--- AIM OF THE TASK ---
Each entry below is to be printed verbatim.

--- Records ---
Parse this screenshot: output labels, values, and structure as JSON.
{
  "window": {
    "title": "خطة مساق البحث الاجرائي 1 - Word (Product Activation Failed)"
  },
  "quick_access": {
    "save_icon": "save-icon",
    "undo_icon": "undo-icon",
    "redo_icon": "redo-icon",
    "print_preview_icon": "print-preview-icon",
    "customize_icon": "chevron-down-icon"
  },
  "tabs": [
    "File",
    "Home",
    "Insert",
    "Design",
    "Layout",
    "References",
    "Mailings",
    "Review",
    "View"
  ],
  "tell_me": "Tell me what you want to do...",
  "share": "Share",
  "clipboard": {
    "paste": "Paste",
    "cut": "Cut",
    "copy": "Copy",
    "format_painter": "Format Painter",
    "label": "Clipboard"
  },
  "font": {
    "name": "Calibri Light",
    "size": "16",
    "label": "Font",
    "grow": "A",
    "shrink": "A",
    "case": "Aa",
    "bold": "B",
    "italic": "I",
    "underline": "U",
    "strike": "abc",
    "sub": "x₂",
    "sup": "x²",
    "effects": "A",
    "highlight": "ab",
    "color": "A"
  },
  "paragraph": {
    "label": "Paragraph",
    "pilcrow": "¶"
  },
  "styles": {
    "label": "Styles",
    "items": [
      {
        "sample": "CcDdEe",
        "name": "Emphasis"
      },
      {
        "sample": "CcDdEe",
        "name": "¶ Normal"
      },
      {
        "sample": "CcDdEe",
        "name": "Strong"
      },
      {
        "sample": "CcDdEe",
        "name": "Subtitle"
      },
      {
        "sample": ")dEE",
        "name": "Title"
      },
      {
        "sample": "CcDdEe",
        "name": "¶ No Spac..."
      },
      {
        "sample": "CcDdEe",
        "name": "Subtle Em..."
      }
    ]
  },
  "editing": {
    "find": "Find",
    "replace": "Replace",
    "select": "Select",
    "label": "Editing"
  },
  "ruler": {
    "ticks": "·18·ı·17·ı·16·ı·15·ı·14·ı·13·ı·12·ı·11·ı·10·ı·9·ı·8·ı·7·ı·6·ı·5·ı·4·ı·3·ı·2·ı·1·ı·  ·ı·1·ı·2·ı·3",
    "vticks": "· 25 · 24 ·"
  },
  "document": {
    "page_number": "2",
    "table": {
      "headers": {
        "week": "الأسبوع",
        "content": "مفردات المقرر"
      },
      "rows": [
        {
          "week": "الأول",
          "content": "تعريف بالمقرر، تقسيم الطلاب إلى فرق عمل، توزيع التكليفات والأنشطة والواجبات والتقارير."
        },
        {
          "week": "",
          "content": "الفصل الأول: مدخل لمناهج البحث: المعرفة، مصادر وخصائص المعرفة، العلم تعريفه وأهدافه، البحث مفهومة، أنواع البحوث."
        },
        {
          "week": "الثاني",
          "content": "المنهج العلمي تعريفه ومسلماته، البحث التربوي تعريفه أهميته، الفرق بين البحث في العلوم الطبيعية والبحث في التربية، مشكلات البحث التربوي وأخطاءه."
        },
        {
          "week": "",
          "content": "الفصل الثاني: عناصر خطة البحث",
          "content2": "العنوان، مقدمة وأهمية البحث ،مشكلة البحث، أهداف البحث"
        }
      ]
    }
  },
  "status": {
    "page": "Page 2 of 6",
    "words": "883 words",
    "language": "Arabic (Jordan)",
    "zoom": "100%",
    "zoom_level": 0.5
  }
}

--- COMPLETE OUTPUT ---
Parse this screenshot: output labels, values, and structure as JSON.
{
  "window": {
    "title": "خطة مساق البحث الاجرائي 1 - Word (Product Activation Failed)"
  },
  "quick_access": {
    "save_icon": "save-icon",
    "undo_icon": "undo-icon",
    "redo_icon": "redo-icon",
    "print_preview_icon": "print-preview-icon",
    "customize_icon": "chevron-down-icon"
  },
  "tabs": [
    "File",
    "Home",
    "Insert",
    "Design",
    "Layout",
    "References",
    "Mailings",
    "Review",
    "View"
  ],
  "tell_me": "Tell me what you want to do...",
  "share": "Share",
  "clipboard": {
    "paste": "Paste",
    "cut": "Cut",
    "copy": "Copy",
    "format_painter": "Format Painter",
    "label": "Clipboard"
  },
  "font": {
    "name": "Calibri Light",
    "size": "16",
    "label": "Font",
    "grow": "A",
    "shrink": "A",
    "case": "Aa",
    "bold": "B",
    "italic": "I",
    "underline": "U",
    "strike": "abc",
    "sub": "x₂",
    "sup": "x²",
    "effects": "A",
    "highlight": "ab",
    "color": "A"
  },
  "paragraph": {
    "label": "Paragraph",
    "pilcrow": "¶"
  },
  "styles": {
    "label": "Styles",
    "items": [
      {
        "sample": "CcDdEe",
        "name": "Emphasis"
      },
      {
        "sample": "CcDdEe",
        "name": "¶ Normal"
      },
      {
        "sample": "CcDdEe",
        "name": "Strong"
      },
      {
        "sample": "CcDdEe",
        "name": "Subtitle"
      },
      {
        "sample": ")dEE",
        "name": "Title"
      },
      {
        "sample": "CcDdEe",
        "name": "¶ No Spac..."
      },
      {
        "sample": "CcDdEe",
        "name": "Subtle Em..."
      }
    ]
  },
  "editing": {
    "find": "Find",
    "replace": "Replace",
    "select": "Select",
    "label": "Editing"
  },
  "ruler": {
    "ticks": "·18·ı·17·ı·16·ı·15·ı·14·ı·13·ı·12·ı·11·ı·10·ı·9·ı·8·ı·7·ı·6·ı·5·ı·4·ı·3·ı·2·ı·1·ı·  ·ı·1·ı·2·ı·3",
    "vticks": "· 25 · 24 ·"
  },
  "document": {
    "page_number": "2",
    "table": {
      "headers": {
        "week": "الأسبوع",
        "content": "مفردات المقرر"
      },
      "rows": [
        {
          "week": "الأول",
          "content": "تعريف بالمقرر، تقسيم الطلاب إلى فرق عمل، توزيع التكليفات والأنشطة والواجبات والتقارير."
        },
        {
          "week": "",
          "content": "الفصل الأول: مدخل لمناهج البحث: المعرفة، مصادر وخصائص المعرفة، العلم تعريفه وأهدافه، البحث مفهومة، أنواع البحوث."
        },
        {
          "week": "الثاني",
          "content": "المنهج العلمي تعريفه ومسلماته، البحث التربوي تعريفه أهميته، الفرق بين البحث في العلوم الطبيعية والبحث في التربية، مشكلات البحث التربوي وأخطاءه."
        },
        {
          "week": "",
          "content": "الفصل الثاني: عناصر خطة البحث",
          "content2": "العنوان، مقدمة وأهمية البحث ،مشكلة البحث، أهداف البحث"
        }
      ]
    }
  },
  "status": {
    "page": "Page 2 of 6",
    "words": "883 words",
    "language": "Arabic (Jordan)",
    "zoom": "100%",
    "zoom_level": 0.5
  }
}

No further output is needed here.